PROBLEM DETAILS -> Give the material once more, word for word, without any images.

DATA FOR PROCESSING ->
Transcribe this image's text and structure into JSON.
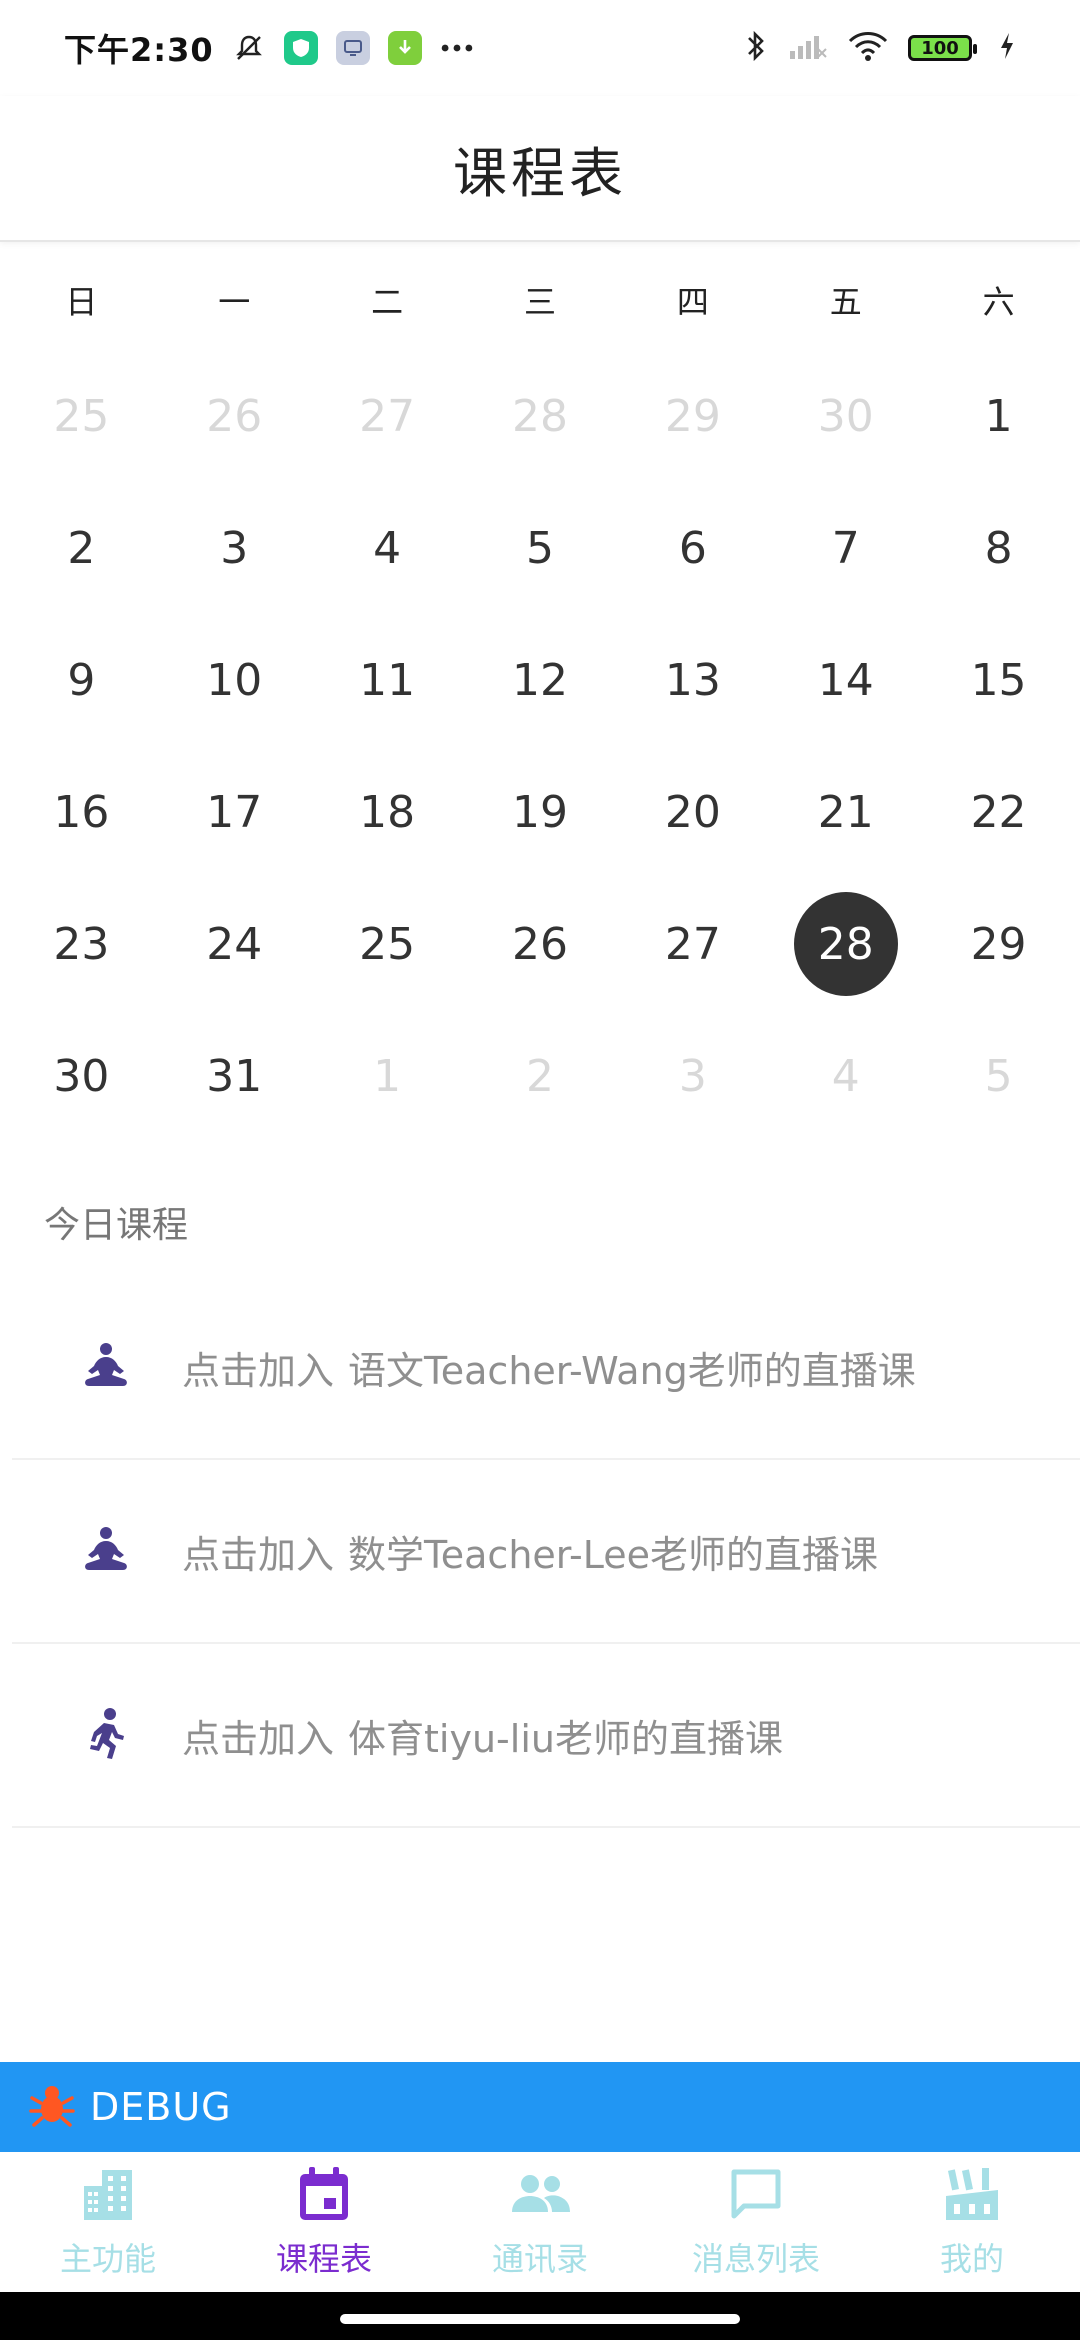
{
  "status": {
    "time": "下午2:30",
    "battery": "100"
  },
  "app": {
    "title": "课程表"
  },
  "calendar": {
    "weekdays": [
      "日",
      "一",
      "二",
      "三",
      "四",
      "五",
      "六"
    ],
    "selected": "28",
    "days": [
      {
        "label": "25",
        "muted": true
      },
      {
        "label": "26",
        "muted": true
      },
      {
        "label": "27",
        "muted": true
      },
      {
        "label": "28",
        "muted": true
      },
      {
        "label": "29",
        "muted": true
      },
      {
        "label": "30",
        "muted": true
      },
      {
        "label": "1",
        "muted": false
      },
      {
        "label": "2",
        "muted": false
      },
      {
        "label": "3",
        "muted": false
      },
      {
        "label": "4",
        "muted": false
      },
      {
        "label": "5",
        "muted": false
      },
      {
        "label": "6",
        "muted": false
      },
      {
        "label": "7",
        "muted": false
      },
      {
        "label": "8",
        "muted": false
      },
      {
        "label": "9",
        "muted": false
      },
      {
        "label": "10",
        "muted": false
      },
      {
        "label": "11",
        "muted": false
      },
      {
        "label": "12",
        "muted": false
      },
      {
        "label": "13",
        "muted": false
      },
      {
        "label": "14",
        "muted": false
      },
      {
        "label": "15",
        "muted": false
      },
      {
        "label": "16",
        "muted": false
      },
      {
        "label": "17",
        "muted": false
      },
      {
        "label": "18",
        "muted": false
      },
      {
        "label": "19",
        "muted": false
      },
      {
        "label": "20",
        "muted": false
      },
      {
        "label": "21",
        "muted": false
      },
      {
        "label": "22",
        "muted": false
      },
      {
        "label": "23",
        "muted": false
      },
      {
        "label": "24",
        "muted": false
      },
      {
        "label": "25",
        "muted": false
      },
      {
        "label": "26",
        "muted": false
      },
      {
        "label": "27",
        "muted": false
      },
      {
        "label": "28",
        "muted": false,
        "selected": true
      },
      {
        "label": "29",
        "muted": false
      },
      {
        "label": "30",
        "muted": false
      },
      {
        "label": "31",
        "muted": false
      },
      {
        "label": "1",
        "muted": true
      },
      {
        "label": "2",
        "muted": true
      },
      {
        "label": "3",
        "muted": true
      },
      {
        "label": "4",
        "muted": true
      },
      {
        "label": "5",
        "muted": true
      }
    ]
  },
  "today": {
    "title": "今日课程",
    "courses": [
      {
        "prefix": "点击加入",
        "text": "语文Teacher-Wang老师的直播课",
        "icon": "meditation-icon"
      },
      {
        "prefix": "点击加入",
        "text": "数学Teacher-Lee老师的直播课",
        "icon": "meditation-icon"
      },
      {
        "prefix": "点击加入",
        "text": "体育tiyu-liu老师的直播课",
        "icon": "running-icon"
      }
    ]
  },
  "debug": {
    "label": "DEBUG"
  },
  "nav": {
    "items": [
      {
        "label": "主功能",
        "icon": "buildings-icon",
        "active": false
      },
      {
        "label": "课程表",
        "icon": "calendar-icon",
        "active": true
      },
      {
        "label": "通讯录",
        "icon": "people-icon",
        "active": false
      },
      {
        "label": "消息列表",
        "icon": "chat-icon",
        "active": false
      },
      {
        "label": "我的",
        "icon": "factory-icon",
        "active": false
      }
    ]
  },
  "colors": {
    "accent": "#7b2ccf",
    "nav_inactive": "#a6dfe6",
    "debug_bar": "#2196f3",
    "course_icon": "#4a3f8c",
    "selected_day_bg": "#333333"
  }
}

SOLUTION FOR THIS PROBLEM ->
Transcribe this image's text and structure into JSON.
{
  "status": {
    "time": "下午2:30",
    "battery": "100"
  },
  "app": {
    "title": "课程表"
  },
  "calendar": {
    "weekdays": [
      "日",
      "一",
      "二",
      "三",
      "四",
      "五",
      "六"
    ],
    "selected": "28",
    "days": [
      {
        "label": "25",
        "muted": true
      },
      {
        "label": "26",
        "muted": true
      },
      {
        "label": "27",
        "muted": true
      },
      {
        "label": "28",
        "muted": true
      },
      {
        "label": "29",
        "muted": true
      },
      {
        "label": "30",
        "muted": true
      },
      {
        "label": "1",
        "muted": false
      },
      {
        "label": "2",
        "muted": false
      },
      {
        "label": "3",
        "muted": false
      },
      {
        "label": "4",
        "muted": false
      },
      {
        "label": "5",
        "muted": false
      },
      {
        "label": "6",
        "muted": false
      },
      {
        "label": "7",
        "muted": false
      },
      {
        "label": "8",
        "muted": false
      },
      {
        "label": "9",
        "muted": false
      },
      {
        "label": "10",
        "muted": false
      },
      {
        "label": "11",
        "muted": false
      },
      {
        "label": "12",
        "muted": false
      },
      {
        "label": "13",
        "muted": false
      },
      {
        "label": "14",
        "muted": false
      },
      {
        "label": "15",
        "muted": false
      },
      {
        "label": "16",
        "muted": false
      },
      {
        "label": "17",
        "muted": false
      },
      {
        "label": "18",
        "muted": false
      },
      {
        "label": "19",
        "muted": false
      },
      {
        "label": "20",
        "muted": false
      },
      {
        "label": "21",
        "muted": false
      },
      {
        "label": "22",
        "muted": false
      },
      {
        "label": "23",
        "muted": false
      },
      {
        "label": "24",
        "muted": false
      },
      {
        "label": "25",
        "muted": false
      },
      {
        "label": "26",
        "muted": false
      },
      {
        "label": "27",
        "muted": false
      },
      {
        "label": "28",
        "muted": false,
        "selected": true
      },
      {
        "label": "29",
        "muted": false
      },
      {
        "label": "30",
        "muted": false
      },
      {
        "label": "31",
        "muted": false
      },
      {
        "label": "1",
        "muted": true
      },
      {
        "label": "2",
        "muted": true
      },
      {
        "label": "3",
        "muted": true
      },
      {
        "label": "4",
        "muted": true
      },
      {
        "label": "5",
        "muted": true
      }
    ]
  },
  "today": {
    "title": "今日课程",
    "courses": [
      {
        "prefix": "点击加入",
        "text": "语文Teacher-Wang老师的直播课",
        "icon": "meditation-icon"
      },
      {
        "prefix": "点击加入",
        "text": "数学Teacher-Lee老师的直播课",
        "icon": "meditation-icon"
      },
      {
        "prefix": "点击加入",
        "text": "体育tiyu-liu老师的直播课",
        "icon": "running-icon"
      }
    ]
  },
  "debug": {
    "label": "DEBUG"
  },
  "nav": {
    "items": [
      {
        "label": "主功能",
        "icon": "buildings-icon",
        "active": false
      },
      {
        "label": "课程表",
        "icon": "calendar-icon",
        "active": true
      },
      {
        "label": "通讯录",
        "icon": "people-icon",
        "active": false
      },
      {
        "label": "消息列表",
        "icon": "chat-icon",
        "active": false
      },
      {
        "label": "我的",
        "icon": "factory-icon",
        "active": false
      }
    ]
  },
  "colors": {
    "accent": "#7b2ccf",
    "nav_inactive": "#a6dfe6",
    "debug_bar": "#2196f3",
    "course_icon": "#4a3f8c",
    "selected_day_bg": "#333333"
  }
}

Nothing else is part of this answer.